▸ EXERCISE DETAILS:
Output every line of the data exactly as it appears.

──────── SUPPLIED MATERIAL ────────

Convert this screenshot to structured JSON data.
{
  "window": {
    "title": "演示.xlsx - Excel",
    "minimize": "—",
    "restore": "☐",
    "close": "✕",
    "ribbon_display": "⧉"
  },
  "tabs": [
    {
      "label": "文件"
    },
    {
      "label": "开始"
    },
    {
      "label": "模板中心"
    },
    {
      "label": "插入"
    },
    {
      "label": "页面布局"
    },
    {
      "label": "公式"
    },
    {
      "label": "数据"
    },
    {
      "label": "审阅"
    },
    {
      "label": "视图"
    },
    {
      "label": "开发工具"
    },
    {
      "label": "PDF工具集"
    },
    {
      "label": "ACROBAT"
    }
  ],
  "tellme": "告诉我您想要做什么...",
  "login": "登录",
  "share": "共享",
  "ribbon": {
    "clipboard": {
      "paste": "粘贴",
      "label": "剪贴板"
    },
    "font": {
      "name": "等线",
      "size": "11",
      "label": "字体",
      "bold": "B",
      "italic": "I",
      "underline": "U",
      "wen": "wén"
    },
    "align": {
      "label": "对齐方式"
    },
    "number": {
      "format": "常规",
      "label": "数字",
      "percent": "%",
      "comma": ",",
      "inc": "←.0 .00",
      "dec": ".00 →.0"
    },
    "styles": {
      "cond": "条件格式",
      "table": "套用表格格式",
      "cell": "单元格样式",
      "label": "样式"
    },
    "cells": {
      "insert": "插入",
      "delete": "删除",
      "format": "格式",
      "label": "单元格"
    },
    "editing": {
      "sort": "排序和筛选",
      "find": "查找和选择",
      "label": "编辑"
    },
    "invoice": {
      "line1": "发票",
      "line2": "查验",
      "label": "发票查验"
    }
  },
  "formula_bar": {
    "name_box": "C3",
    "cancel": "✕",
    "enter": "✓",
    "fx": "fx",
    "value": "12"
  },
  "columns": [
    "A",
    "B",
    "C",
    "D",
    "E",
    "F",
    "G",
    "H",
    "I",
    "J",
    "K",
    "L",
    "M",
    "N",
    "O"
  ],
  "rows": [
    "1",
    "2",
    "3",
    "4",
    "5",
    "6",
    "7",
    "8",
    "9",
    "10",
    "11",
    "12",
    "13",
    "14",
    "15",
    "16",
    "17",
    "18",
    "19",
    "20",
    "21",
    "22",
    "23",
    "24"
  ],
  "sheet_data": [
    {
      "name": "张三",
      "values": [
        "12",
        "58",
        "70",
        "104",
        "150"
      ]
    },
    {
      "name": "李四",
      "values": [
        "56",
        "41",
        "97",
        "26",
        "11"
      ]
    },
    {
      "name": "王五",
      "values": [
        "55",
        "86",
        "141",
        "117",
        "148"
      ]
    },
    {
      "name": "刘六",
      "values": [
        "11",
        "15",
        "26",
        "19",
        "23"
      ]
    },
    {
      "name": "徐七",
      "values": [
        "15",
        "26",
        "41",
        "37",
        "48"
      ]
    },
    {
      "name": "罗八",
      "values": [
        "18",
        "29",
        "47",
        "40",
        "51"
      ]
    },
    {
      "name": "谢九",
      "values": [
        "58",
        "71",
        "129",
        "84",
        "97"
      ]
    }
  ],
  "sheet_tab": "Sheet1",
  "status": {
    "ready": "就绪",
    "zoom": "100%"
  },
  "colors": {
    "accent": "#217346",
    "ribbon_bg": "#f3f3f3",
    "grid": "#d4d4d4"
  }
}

────────

▸ EXERCISE RESULT:
Convert this screenshot to structured JSON data.
{
  "window": {
    "title": "演示.xlsx - Excel",
    "minimize": "—",
    "restore": "☐",
    "close": "✕",
    "ribbon_display": "⧉"
  },
  "tabs": [
    {
      "label": "文件"
    },
    {
      "label": "开始"
    },
    {
      "label": "模板中心"
    },
    {
      "label": "插入"
    },
    {
      "label": "页面布局"
    },
    {
      "label": "公式"
    },
    {
      "label": "数据"
    },
    {
      "label": "审阅"
    },
    {
      "label": "视图"
    },
    {
      "label": "开发工具"
    },
    {
      "label": "PDF工具集"
    },
    {
      "label": "ACROBAT"
    }
  ],
  "tellme": "告诉我您想要做什么...",
  "login": "登录",
  "share": "共享",
  "ribbon": {
    "clipboard": {
      "paste": "粘贴",
      "label": "剪贴板"
    },
    "font": {
      "name": "等线",
      "size": "11",
      "label": "字体",
      "bold": "B",
      "italic": "I",
      "underline": "U",
      "wen": "wén"
    },
    "align": {
      "label": "对齐方式"
    },
    "number": {
      "format": "常规",
      "label": "数字",
      "percent": "%",
      "comma": ",",
      "inc": "←.0 .00",
      "dec": ".00 →.0"
    },
    "styles": {
      "cond": "条件格式",
      "table": "套用表格格式",
      "cell": "单元格样式",
      "label": "样式"
    },
    "cells": {
      "insert": "插入",
      "delete": "删除",
      "format": "格式",
      "label": "单元格"
    },
    "editing": {
      "sort": "排序和筛选",
      "find": "查找和选择",
      "label": "编辑"
    },
    "invoice": {
      "line1": "发票",
      "line2": "查验",
      "label": "发票查验"
    }
  },
  "formula_bar": {
    "name_box": "C3",
    "cancel": "✕",
    "enter": "✓",
    "fx": "fx",
    "value": "12"
  },
  "columns": [
    "A",
    "B",
    "C",
    "D",
    "E",
    "F",
    "G",
    "H",
    "I",
    "J",
    "K",
    "L",
    "M",
    "N",
    "O"
  ],
  "rows": [
    "1",
    "2",
    "3",
    "4",
    "5",
    "6",
    "7",
    "8",
    "9",
    "10",
    "11",
    "12",
    "13",
    "14",
    "15",
    "16",
    "17",
    "18",
    "19",
    "20",
    "21",
    "22",
    "23",
    "24"
  ],
  "sheet_data": [
    {
      "name": "张三",
      "values": [
        "12",
        "58",
        "70",
        "104",
        "150"
      ]
    },
    {
      "name": "李四",
      "values": [
        "56",
        "41",
        "97",
        "26",
        "11"
      ]
    },
    {
      "name": "王五",
      "values": [
        "55",
        "86",
        "141",
        "117",
        "148"
      ]
    },
    {
      "name": "刘六",
      "values": [
        "11",
        "15",
        "26",
        "19",
        "23"
      ]
    },
    {
      "name": "徐七",
      "values": [
        "15",
        "26",
        "41",
        "37",
        "48"
      ]
    },
    {
      "name": "罗八",
      "values": [
        "18",
        "29",
        "47",
        "40",
        "51"
      ]
    },
    {
      "name": "谢九",
      "values": [
        "58",
        "71",
        "129",
        "84",
        "97"
      ]
    }
  ],
  "sheet_tab": "Sheet1",
  "status": {
    "ready": "就绪",
    "zoom": "100%"
  },
  "colors": {
    "accent": "#217346",
    "ribbon_bg": "#f3f3f3",
    "grid": "#d4d4d4"
  }
}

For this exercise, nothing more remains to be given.